# Written exercise
Every entry below should be transcribed exactly; pictures stay out of the copy.

# Input material
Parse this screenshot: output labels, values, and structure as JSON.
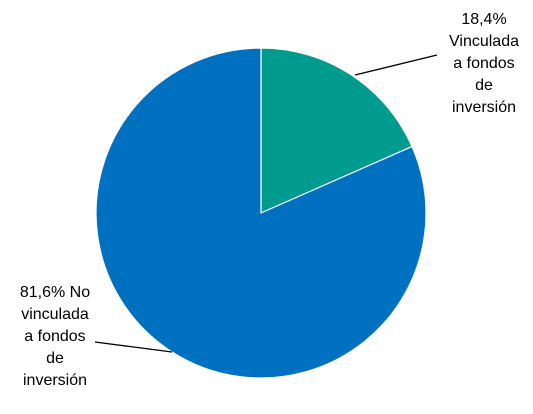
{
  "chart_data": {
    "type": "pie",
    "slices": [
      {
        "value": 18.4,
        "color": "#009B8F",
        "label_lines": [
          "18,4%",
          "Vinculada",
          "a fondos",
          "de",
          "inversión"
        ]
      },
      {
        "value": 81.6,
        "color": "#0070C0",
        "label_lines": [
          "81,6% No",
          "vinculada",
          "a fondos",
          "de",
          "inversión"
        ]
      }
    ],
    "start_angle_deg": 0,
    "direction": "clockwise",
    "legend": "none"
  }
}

# Task result
Parse this screenshot: output labels, values, and structure as JSON.
{
  "chart_data": {
    "type": "pie",
    "slices": [
      {
        "value": 18.4,
        "color": "#009B8F",
        "label_lines": [
          "18,4%",
          "Vinculada",
          "a fondos",
          "de",
          "inversión"
        ]
      },
      {
        "value": 81.6,
        "color": "#0070C0",
        "label_lines": [
          "81,6% No",
          "vinculada",
          "a fondos",
          "de",
          "inversión"
        ]
      }
    ],
    "start_angle_deg": 0,
    "direction": "clockwise",
    "legend": "none"
  }
}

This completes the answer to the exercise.